Short problem – Copy out every line in which the string "gældende" occurs.

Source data
_____
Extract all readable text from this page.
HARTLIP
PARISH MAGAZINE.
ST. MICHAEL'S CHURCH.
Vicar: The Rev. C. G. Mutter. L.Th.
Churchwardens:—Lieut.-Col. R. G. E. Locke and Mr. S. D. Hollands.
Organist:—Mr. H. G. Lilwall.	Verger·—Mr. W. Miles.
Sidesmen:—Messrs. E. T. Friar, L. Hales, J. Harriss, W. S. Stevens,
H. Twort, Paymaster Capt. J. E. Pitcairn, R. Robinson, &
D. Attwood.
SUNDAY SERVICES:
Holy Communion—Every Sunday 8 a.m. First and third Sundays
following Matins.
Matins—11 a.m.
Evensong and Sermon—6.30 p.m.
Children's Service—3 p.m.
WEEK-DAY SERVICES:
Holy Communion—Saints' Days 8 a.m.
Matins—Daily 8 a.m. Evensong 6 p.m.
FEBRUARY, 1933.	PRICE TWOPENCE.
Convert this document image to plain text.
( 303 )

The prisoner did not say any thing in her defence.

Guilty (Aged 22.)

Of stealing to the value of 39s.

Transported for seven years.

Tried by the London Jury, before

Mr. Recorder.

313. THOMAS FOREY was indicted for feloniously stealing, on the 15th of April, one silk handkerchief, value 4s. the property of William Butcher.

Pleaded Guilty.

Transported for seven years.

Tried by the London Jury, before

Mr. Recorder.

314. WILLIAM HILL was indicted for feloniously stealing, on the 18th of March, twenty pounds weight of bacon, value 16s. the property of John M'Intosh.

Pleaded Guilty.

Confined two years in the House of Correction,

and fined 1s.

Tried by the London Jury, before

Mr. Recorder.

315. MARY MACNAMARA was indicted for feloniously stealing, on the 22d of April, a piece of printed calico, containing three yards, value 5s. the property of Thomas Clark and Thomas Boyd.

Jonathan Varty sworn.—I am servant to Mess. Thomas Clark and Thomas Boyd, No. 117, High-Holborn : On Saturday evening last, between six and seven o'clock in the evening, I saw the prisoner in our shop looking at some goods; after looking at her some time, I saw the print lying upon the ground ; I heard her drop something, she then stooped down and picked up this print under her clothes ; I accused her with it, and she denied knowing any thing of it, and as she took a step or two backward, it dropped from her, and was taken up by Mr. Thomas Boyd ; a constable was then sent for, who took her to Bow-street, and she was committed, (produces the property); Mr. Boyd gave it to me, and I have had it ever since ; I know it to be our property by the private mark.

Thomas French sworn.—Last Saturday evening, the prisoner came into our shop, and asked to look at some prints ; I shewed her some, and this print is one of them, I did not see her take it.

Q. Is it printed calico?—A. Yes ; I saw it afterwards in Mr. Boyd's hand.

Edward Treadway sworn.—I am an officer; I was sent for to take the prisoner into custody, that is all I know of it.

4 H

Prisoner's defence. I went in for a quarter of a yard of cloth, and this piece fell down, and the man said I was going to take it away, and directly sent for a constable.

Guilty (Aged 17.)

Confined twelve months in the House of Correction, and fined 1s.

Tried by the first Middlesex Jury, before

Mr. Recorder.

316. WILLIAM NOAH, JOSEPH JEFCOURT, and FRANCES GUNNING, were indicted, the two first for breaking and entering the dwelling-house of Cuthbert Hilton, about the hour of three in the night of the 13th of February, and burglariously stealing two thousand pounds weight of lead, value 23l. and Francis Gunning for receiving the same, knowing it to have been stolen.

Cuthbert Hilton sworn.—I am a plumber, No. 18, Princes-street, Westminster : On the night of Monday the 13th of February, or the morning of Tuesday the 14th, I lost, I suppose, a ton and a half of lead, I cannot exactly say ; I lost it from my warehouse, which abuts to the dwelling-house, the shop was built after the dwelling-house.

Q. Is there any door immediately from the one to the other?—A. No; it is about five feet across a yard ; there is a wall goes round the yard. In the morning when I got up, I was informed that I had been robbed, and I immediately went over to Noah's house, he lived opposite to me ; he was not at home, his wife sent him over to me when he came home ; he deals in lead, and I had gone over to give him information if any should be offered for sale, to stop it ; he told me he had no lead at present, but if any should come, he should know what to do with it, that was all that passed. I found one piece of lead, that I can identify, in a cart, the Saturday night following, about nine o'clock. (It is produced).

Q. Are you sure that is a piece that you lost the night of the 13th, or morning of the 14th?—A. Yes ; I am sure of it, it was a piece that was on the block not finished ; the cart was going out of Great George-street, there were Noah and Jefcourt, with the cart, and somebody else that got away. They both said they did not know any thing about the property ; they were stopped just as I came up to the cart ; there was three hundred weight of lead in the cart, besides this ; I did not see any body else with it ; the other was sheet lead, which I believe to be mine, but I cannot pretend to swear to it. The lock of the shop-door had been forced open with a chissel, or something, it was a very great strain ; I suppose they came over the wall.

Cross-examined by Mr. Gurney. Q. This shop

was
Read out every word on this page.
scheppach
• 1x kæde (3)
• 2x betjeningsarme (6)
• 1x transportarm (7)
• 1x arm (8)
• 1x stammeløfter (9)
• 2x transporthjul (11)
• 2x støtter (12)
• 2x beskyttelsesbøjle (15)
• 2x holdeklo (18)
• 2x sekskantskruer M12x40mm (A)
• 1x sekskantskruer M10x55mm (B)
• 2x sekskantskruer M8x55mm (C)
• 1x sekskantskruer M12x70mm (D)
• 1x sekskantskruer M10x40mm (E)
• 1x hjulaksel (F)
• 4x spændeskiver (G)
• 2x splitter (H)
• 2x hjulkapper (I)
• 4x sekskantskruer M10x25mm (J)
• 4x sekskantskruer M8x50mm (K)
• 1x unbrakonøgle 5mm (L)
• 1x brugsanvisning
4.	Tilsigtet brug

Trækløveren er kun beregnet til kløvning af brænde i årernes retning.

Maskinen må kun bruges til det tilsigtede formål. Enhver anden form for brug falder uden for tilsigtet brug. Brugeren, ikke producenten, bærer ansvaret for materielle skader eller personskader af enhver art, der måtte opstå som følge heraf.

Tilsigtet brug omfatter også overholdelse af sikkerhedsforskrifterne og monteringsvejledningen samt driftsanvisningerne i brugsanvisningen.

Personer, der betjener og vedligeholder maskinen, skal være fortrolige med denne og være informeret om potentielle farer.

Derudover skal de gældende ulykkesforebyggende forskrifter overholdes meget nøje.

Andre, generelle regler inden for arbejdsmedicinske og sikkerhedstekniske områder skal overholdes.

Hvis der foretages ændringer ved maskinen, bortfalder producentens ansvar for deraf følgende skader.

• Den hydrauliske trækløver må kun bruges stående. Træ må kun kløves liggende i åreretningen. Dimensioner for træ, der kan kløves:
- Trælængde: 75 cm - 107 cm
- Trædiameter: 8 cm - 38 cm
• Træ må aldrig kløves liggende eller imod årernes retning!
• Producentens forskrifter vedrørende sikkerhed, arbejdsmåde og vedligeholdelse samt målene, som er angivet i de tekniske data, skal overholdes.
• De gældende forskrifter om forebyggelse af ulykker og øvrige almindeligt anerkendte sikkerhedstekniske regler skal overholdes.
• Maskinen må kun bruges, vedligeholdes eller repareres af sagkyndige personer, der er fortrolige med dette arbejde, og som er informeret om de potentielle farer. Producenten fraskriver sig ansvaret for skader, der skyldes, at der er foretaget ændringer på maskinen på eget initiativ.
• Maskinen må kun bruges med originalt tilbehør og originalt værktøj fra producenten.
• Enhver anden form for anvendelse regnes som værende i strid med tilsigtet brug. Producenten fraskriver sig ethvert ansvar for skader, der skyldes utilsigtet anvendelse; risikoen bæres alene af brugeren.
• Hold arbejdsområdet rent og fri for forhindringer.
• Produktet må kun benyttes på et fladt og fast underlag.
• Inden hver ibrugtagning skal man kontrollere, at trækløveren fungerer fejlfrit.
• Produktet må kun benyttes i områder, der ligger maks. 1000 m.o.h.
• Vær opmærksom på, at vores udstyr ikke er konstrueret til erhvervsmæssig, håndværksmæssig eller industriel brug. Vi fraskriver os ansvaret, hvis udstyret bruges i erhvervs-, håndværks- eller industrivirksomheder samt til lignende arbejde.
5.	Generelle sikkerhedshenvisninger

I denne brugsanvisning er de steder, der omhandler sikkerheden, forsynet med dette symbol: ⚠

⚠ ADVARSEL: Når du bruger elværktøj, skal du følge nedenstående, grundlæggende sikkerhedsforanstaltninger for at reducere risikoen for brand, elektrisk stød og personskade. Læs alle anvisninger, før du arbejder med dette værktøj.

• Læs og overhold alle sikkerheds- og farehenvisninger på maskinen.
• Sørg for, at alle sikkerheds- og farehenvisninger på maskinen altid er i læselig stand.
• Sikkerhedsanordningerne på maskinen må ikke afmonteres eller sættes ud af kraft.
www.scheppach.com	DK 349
_____
Solution –
Derudover skal de gældende ulykkesforebyggende forskrifter overholdes meget nøje.
• De gældende forskrifter om forebyggelse af ulykker og øvrige almindeligt anerkendte sikkerhedstekniske regler skal overholdes.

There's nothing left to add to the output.